:: Exercise brief ::
Repeat the material below exactly, with no pictures.
Start Given records
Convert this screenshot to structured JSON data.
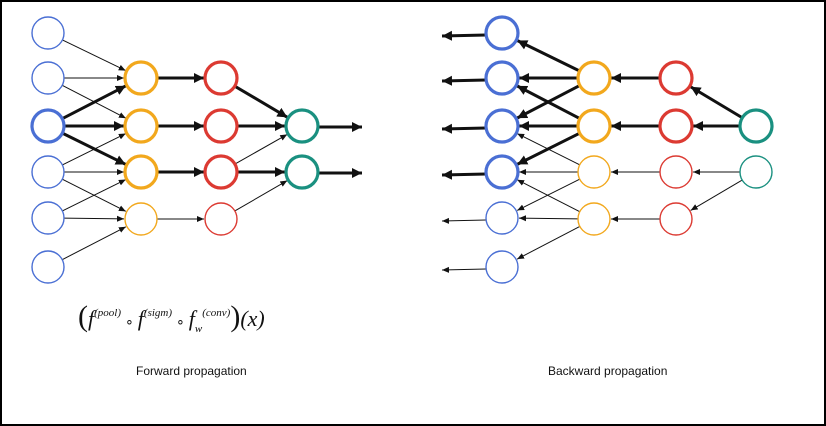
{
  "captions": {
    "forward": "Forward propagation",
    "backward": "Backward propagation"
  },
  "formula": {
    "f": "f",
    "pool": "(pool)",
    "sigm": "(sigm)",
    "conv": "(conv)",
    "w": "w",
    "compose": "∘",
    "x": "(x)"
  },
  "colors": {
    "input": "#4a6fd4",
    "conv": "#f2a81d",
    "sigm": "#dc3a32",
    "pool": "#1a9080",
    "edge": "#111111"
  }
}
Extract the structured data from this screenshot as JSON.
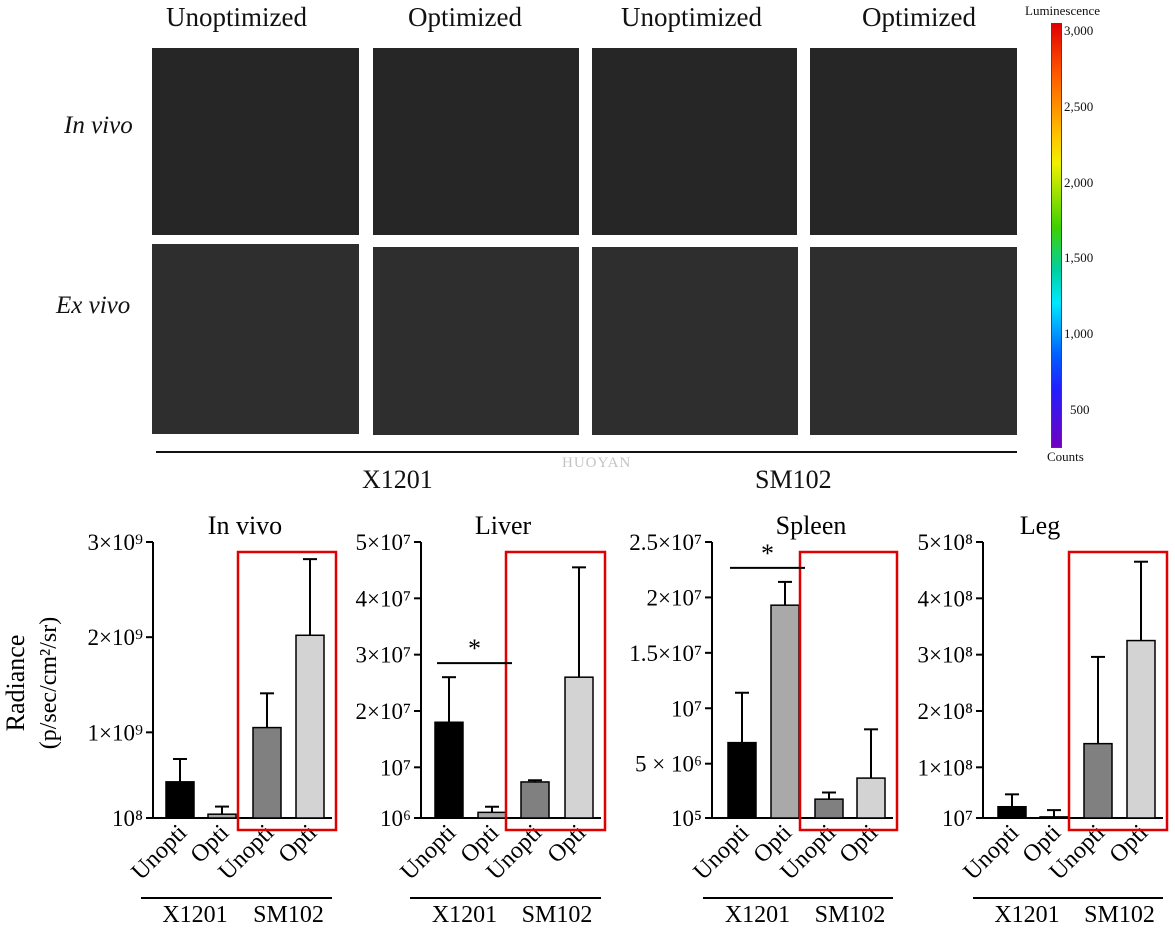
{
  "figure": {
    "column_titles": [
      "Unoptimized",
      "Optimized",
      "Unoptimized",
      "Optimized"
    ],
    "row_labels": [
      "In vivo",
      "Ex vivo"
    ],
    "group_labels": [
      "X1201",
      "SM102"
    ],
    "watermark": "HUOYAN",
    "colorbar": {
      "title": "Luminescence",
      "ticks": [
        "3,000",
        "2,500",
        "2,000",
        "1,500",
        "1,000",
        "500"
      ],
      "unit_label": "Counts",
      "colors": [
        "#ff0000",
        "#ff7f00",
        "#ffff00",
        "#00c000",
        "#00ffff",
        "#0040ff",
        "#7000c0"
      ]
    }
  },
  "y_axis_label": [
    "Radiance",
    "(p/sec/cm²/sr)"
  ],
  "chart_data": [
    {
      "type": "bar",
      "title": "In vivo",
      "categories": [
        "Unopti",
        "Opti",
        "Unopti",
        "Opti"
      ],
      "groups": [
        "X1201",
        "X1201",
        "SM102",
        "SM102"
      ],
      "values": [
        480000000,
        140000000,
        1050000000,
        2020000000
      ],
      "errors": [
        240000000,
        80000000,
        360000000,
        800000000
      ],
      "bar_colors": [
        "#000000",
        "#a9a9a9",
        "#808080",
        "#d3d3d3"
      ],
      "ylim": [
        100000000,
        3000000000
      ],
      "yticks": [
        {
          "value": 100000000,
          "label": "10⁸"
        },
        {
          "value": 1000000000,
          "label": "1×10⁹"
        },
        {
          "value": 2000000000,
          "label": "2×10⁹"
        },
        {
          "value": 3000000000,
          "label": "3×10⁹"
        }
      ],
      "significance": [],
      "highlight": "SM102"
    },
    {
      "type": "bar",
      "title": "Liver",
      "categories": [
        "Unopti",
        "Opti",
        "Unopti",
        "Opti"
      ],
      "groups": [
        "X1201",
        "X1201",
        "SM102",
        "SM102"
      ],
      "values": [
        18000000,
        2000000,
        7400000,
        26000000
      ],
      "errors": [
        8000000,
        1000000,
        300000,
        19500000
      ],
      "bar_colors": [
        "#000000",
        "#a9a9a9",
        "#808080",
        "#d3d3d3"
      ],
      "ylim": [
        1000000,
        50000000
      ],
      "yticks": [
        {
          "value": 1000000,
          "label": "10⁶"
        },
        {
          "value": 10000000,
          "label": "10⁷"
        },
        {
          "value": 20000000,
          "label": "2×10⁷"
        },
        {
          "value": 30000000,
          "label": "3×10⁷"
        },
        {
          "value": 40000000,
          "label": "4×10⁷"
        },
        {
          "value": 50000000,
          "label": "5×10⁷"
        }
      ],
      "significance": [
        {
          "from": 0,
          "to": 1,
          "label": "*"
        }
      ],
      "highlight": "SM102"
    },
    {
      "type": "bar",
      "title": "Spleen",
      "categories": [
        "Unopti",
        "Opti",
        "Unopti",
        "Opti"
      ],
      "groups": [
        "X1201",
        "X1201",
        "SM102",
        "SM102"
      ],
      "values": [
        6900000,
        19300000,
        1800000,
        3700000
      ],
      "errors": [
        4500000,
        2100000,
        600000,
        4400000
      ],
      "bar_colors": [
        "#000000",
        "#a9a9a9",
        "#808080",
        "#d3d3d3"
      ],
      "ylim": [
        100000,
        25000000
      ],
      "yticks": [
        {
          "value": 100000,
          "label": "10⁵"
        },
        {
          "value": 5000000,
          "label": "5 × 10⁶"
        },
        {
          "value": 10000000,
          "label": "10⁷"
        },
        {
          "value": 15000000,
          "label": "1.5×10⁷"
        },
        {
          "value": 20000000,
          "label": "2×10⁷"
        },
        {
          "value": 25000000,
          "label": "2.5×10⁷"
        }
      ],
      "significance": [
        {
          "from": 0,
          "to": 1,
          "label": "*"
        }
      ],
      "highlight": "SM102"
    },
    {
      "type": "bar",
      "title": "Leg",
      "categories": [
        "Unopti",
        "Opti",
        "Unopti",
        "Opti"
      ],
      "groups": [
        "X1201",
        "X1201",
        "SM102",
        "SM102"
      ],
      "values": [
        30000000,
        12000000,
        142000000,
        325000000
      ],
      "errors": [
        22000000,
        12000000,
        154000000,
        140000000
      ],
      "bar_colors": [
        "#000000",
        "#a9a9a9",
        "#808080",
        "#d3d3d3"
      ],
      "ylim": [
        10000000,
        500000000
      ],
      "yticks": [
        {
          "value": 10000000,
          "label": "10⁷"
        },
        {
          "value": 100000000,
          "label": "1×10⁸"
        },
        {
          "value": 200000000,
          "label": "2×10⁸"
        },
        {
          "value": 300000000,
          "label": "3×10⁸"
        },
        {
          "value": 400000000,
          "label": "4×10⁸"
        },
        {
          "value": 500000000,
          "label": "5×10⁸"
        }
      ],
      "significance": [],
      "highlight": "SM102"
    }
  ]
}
End Given records
:: Finished task ::
Convert this screenshot to structured JSON data.
{
  "captions": {
    "forward": "Forward propagation",
    "backward": "Backward propagation"
  },
  "formula": {
    "f": "f",
    "pool": "(pool)",
    "sigm": "(sigm)",
    "conv": "(conv)",
    "w": "w",
    "compose": "∘",
    "x": "(x)"
  },
  "colors": {
    "input": "#4a6fd4",
    "conv": "#f2a81d",
    "sigm": "#dc3a32",
    "pool": "#1a9080",
    "edge": "#111111"
  }
}
Extract the structured data from this screenshot as JSON.
{
  "figure": {
    "column_titles": [
      "Unoptimized",
      "Optimized",
      "Unoptimized",
      "Optimized"
    ],
    "row_labels": [
      "In vivo",
      "Ex vivo"
    ],
    "group_labels": [
      "X1201",
      "SM102"
    ],
    "watermark": "HUOYAN",
    "colorbar": {
      "title": "Luminescence",
      "ticks": [
        "3,000",
        "2,500",
        "2,000",
        "1,500",
        "1,000",
        "500"
      ],
      "unit_label": "Counts",
      "colors": [
        "#ff0000",
        "#ff7f00",
        "#ffff00",
        "#00c000",
        "#00ffff",
        "#0040ff",
        "#7000c0"
      ]
    }
  },
  "y_axis_label": [
    "Radiance",
    "(p/sec/cm²/sr)"
  ],
  "chart_data": [
    {
      "type": "bar",
      "title": "In vivo",
      "categories": [
        "Unopti",
        "Opti",
        "Unopti",
        "Opti"
      ],
      "groups": [
        "X1201",
        "X1201",
        "SM102",
        "SM102"
      ],
      "values": [
        480000000,
        140000000,
        1050000000,
        2020000000
      ],
      "errors": [
        240000000,
        80000000,
        360000000,
        800000000
      ],
      "bar_colors": [
        "#000000",
        "#a9a9a9",
        "#808080",
        "#d3d3d3"
      ],
      "ylim": [
        100000000,
        3000000000
      ],
      "yticks": [
        {
          "value": 100000000,
          "label": "10⁸"
        },
        {
          "value": 1000000000,
          "label": "1×10⁹"
        },
        {
          "value": 2000000000,
          "label": "2×10⁹"
        },
        {
          "value": 3000000000,
          "label": "3×10⁹"
        }
      ],
      "significance": [],
      "highlight": "SM102"
    },
    {
      "type": "bar",
      "title": "Liver",
      "categories": [
        "Unopti",
        "Opti",
        "Unopti",
        "Opti"
      ],
      "groups": [
        "X1201",
        "X1201",
        "SM102",
        "SM102"
      ],
      "values": [
        18000000,
        2000000,
        7400000,
        26000000
      ],
      "errors": [
        8000000,
        1000000,
        300000,
        19500000
      ],
      "bar_colors": [
        "#000000",
        "#a9a9a9",
        "#808080",
        "#d3d3d3"
      ],
      "ylim": [
        1000000,
        50000000
      ],
      "yticks": [
        {
          "value": 1000000,
          "label": "10⁶"
        },
        {
          "value": 10000000,
          "label": "10⁷"
        },
        {
          "value": 20000000,
          "label": "2×10⁷"
        },
        {
          "value": 30000000,
          "label": "3×10⁷"
        },
        {
          "value": 40000000,
          "label": "4×10⁷"
        },
        {
          "value": 50000000,
          "label": "5×10⁷"
        }
      ],
      "significance": [
        {
          "from": 0,
          "to": 1,
          "label": "*"
        }
      ],
      "highlight": "SM102"
    },
    {
      "type": "bar",
      "title": "Spleen",
      "categories": [
        "Unopti",
        "Opti",
        "Unopti",
        "Opti"
      ],
      "groups": [
        "X1201",
        "X1201",
        "SM102",
        "SM102"
      ],
      "values": [
        6900000,
        19300000,
        1800000,
        3700000
      ],
      "errors": [
        4500000,
        2100000,
        600000,
        4400000
      ],
      "bar_colors": [
        "#000000",
        "#a9a9a9",
        "#808080",
        "#d3d3d3"
      ],
      "ylim": [
        100000,
        25000000
      ],
      "yticks": [
        {
          "value": 100000,
          "label": "10⁵"
        },
        {
          "value": 5000000,
          "label": "5 × 10⁶"
        },
        {
          "value": 10000000,
          "label": "10⁷"
        },
        {
          "value": 15000000,
          "label": "1.5×10⁷"
        },
        {
          "value": 20000000,
          "label": "2×10⁷"
        },
        {
          "value": 25000000,
          "label": "2.5×10⁷"
        }
      ],
      "significance": [
        {
          "from": 0,
          "to": 1,
          "label": "*"
        }
      ],
      "highlight": "SM102"
    },
    {
      "type": "bar",
      "title": "Leg",
      "categories": [
        "Unopti",
        "Opti",
        "Unopti",
        "Opti"
      ],
      "groups": [
        "X1201",
        "X1201",
        "SM102",
        "SM102"
      ],
      "values": [
        30000000,
        12000000,
        142000000,
        325000000
      ],
      "errors": [
        22000000,
        12000000,
        154000000,
        140000000
      ],
      "bar_colors": [
        "#000000",
        "#a9a9a9",
        "#808080",
        "#d3d3d3"
      ],
      "ylim": [
        10000000,
        500000000
      ],
      "yticks": [
        {
          "value": 10000000,
          "label": "10⁷"
        },
        {
          "value": 100000000,
          "label": "1×10⁸"
        },
        {
          "value": 200000000,
          "label": "2×10⁸"
        },
        {
          "value": 300000000,
          "label": "3×10⁸"
        },
        {
          "value": 400000000,
          "label": "4×10⁸"
        },
        {
          "value": 500000000,
          "label": "5×10⁸"
        }
      ],
      "significance": [],
      "highlight": "SM102"
    }
  ]
}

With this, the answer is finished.